— REQUIRED WORK —
Reproduce the records below in full and exactly, without their images.

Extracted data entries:
──────────────────────────────

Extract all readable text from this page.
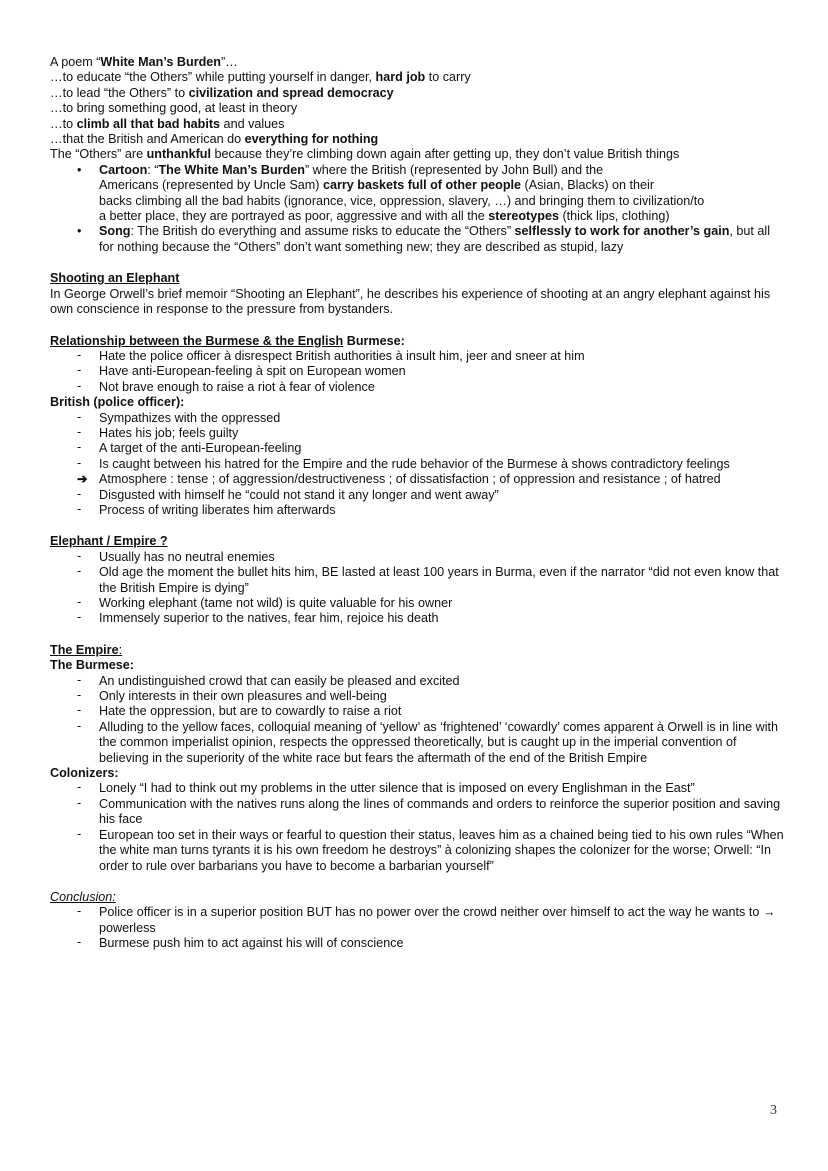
A poem “White Man’s Burden”…

…to educate “the Others” while putting yourself in danger, hard job to carry

…to lead “the Others” to civilization and spread democracy

…to bring something good, at least in theory

…to climb all that bad habits and values

…that the British and American do everything for nothing

The “Others” are unthankful because they’re climbing down again after getting up, they don’t value British things

• Cartoon: “The White Man’s Burden” where the British (represented by John Bull) and the
Americans (represented by Uncle Sam) carry baskets full of other people (Asian, Blacks) on their
backs climbing all the bad habits (ignorance, vice, oppression, slavery, …) and bringing them to civilization/to
a better place, they are portrayed as poor, aggressive and with all the stereotypes (thick lips, clothing)
• Song: The British do everything and assume risks to educate the “Others” selflessly to work for another’s gain, but all for nothing because the “Others” don’t want something new; they are described as stupid, lazy

Shooting an Elephant

In George Orwell’s brief memoir “Shooting an Elephant”, he describes his experience of shooting at an angry elephant against his own conscience in response to the pressure from bystanders.

Relationship between the Burmese & the English Burmese:

- Hate the police officer à disrespect British authorities à insult him, jeer and sneer at him
- Have anti-European-feeling à spit on European women
- Not brave enough to raise a riot à fear of violence

British (police officer):

- Sympathizes with the oppressed
- Hates his job; feels guilty
- A target of the anti-European-feeling
- Is caught between his hatred for the Empire and the rude behavior of the Burmese à shows contradictory feelings
➔ Atmosphere : tense ; of aggression/destructiveness ; of dissatisfaction ; of oppression and resistance ; of hatred
- Disgusted with himself he “could not stand it any longer and went away”
- Process of writing liberates him afterwards

Elephant / Empire ?

- Usually has no neutral enemies
- Old age the moment the bullet hits him, BE lasted at least 100 years in Burma, even if the narrator “did not even know that the British Empire is dying”
- Working elephant (tame not wild) is quite valuable for his owner
- Immensely superior to the natives, fear him, rejoice his death

The Empire:

The Burmese:

- An undistinguished crowd that can easily be pleased and excited
- Only interests in their own pleasures and well-being
- Hate the oppression, but are to cowardly to raise a riot
- Alluding to the yellow faces, colloquial meaning of ‘yellow’ as ‘frightened’ ‘cowardly’ comes apparent à Orwell is in line with the common imperialist opinion, respects the oppressed theoretically, but is caught up in the imperial convention of believing in the superiority of the white race but fears the aftermath of the end of the British Empire

Colonizers:

- Lonely “I had to think out my problems in the utter silence that is imposed on every Englishman in the East”
- Communication with the natives runs along the lines of commands and orders to reinforce the superior position and saving his face
- European too set in their ways or fearful to question their status, leaves him as a chained being tied to his own rules “When the white man turns tyrants it is his own freedom he destroys” à colonizing shapes the colonizer for the worse; Orwell: “In order to rule over barbarians you have to become a barbarian yourself”

Conclusion:

- Police officer is in a superior position BUT has no power over the crowd neither over himself to act the way he wants to → powerless
- Burmese push him to act against his will of conscience
3
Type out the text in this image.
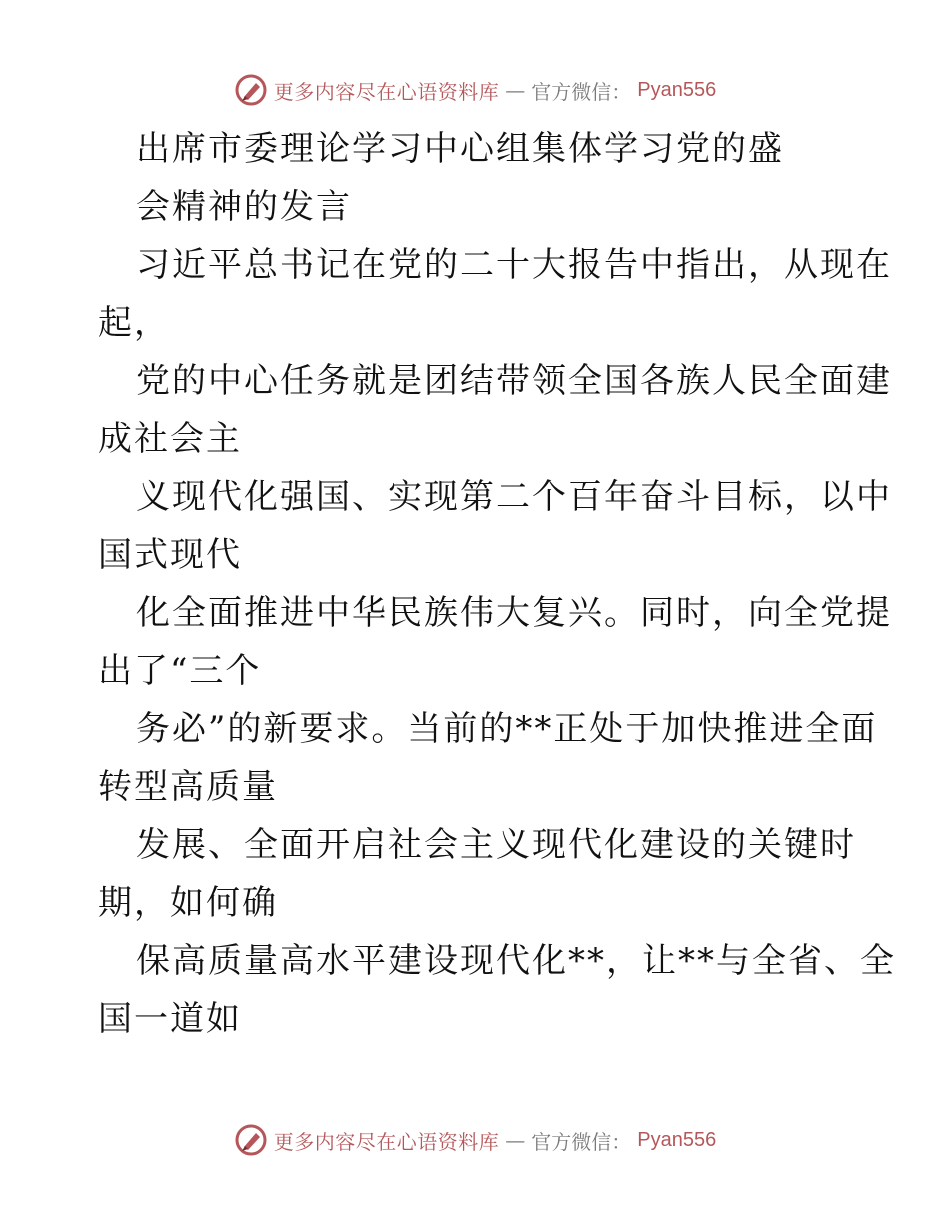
更多内容尽在心语资料库 — 官方微信： Pyan556
出席市委理论学习中心组集体学习党的盛
会精神的发言
习近平总书记在党的二十大报告中指出，从现在
起，
党的中心任务就是团结带领全国各族人民全面建
成社会主
义现代化强国、实现第二个百年奋斗目标，以中
国式现代
化全面推进中华民族伟大复兴。同时，向全党提
出了“三个
务必”的新要求。当前的**正处于加快推进全面
转型高质量
发展、全面开启社会主义现代化建设的关键时
期，如何确
保高质量高水平建设现代化**，让**与全省、全
国一道如
更多内容尽在心语资料库 — 官方微信： Pyan556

──────────────────────────────

— TASK RESULT —
Extract all readable text from this page.
A poem “White Man’s Burden”…

…to educate “the Others” while putting yourself in danger, hard job to carry

…to lead “the Others” to civilization and spread democracy

…to bring something good, at least in theory

…to climb all that bad habits and values

…that the British and American do everything for nothing

The “Others” are unthankful because they’re climbing down again after getting up, they don’t value British things

• Cartoon: “The White Man’s Burden” where the British (represented by John Bull) and the
Americans (represented by Uncle Sam) carry baskets full of other people (Asian, Blacks) on their
backs climbing all the bad habits (ignorance, vice, oppression, slavery, …) and bringing them to civilization/to
a better place, they are portrayed as poor, aggressive and with all the stereotypes (thick lips, clothing)
• Song: The British do everything and assume risks to educate the “Others” selflessly to work for another’s gain, but all for nothing because the “Others” don’t want something new; they are described as stupid, lazy

Shooting an Elephant

In George Orwell’s brief memoir “Shooting an Elephant”, he describes his experience of shooting at an angry elephant against his own conscience in response to the pressure from bystanders.

Relationship between the Burmese & the English Burmese:

- Hate the police officer à disrespect British authorities à insult him, jeer and sneer at him
- Have anti-European-feeling à spit on European women
- Not brave enough to raise a riot à fear of violence

British (police officer):

- Sympathizes with the oppressed
- Hates his job; feels guilty
- A target of the anti-European-feeling
- Is caught between his hatred for the Empire and the rude behavior of the Burmese à shows contradictory feelings
➔ Atmosphere : tense ; of aggression/destructiveness ; of dissatisfaction ; of oppression and resistance ; of hatred
- Disgusted with himself he “could not stand it any longer and went away”
- Process of writing liberates him afterwards

Elephant / Empire ?

- Usually has no neutral enemies
- Old age the moment the bullet hits him, BE lasted at least 100 years in Burma, even if the narrator “did not even know that the British Empire is dying”
- Working elephant (tame not wild) is quite valuable for his owner
- Immensely superior to the natives, fear him, rejoice his death

The Empire:

The Burmese:

- An undistinguished crowd that can easily be pleased and excited
- Only interests in their own pleasures and well-being
- Hate the oppression, but are to cowardly to raise a riot
- Alluding to the yellow faces, colloquial meaning of ‘yellow’ as ‘frightened’ ‘cowardly’ comes apparent à Orwell is in line with the common imperialist opinion, respects the oppressed theoretically, but is caught up in the imperial convention of believing in the superiority of the white race but fears the aftermath of the end of the British Empire

Colonizers:

- Lonely “I had to think out my problems in the utter silence that is imposed on every Englishman in the East”
- Communication with the natives runs along the lines of commands and orders to reinforce the superior position and saving his face
- European too set in their ways or fearful to question their status, leaves him as a chained being tied to his own rules “When the white man turns tyrants it is his own freedom he destroys” à colonizing shapes the colonizer for the worse; Orwell: “In order to rule over barbarians you have to become a barbarian yourself”

Conclusion:

- Police officer is in a superior position BUT has no power over the crowd neither over himself to act the way he wants to → powerless
- Burmese push him to act against his will of conscience
3
Type out the text in this image.
更多内容尽在心语资料库 — 官方微信： Pyan556
出席市委理论学习中心组集体学习党的盛
会精神的发言
习近平总书记在党的二十大报告中指出，从现在
起，
党的中心任务就是团结带领全国各族人民全面建
成社会主
义现代化强国、实现第二个百年奋斗目标，以中
国式现代
化全面推进中华民族伟大复兴。同时，向全党提
出了“三个
务必”的新要求。当前的**正处于加快推进全面
转型高质量
发展、全面开启社会主义现代化建设的关键时
期，如何确
保高质量高水平建设现代化**，让**与全省、全
国一道如
更多内容尽在心语资料库 — 官方微信： Pyan556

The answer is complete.